* _STATED GOAL_
Do any lines in the data below contain "قضاعة"? If so, copy every one of them.

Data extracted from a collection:
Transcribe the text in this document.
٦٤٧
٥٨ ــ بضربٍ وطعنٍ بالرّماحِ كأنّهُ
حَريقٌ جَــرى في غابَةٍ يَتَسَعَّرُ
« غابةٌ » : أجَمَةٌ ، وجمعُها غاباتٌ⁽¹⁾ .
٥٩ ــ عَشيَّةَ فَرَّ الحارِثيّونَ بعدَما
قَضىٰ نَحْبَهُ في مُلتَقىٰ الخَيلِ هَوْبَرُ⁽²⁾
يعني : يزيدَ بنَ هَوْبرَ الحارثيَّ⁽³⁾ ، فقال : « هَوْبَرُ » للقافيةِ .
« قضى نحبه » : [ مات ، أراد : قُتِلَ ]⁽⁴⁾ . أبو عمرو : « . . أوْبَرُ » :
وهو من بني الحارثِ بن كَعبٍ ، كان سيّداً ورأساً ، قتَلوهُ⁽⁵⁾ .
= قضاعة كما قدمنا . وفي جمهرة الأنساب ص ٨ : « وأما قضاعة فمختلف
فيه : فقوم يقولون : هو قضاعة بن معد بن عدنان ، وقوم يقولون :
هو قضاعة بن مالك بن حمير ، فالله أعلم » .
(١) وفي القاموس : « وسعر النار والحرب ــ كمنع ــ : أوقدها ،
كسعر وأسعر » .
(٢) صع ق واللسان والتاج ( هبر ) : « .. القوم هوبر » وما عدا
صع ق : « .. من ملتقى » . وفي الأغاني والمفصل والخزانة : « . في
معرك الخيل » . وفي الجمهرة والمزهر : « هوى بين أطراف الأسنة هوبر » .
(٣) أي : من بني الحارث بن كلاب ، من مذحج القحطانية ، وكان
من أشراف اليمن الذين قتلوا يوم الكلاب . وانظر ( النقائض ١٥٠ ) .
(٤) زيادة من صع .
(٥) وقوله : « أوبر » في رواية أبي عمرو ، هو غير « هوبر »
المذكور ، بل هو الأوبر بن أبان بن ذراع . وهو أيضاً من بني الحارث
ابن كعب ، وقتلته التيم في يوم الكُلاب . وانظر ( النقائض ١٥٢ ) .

* _TASK SOLUTION_
= قضاعة كما قدمنا . وفي جمهرة الأنساب ص ٨ : « وأما قضاعة فمختلف
فيه : فقوم يقولون : هو قضاعة بن معد بن عدنان ، وقوم يقولون :
هو قضاعة بن مالك بن حمير ، فالله أعلم » .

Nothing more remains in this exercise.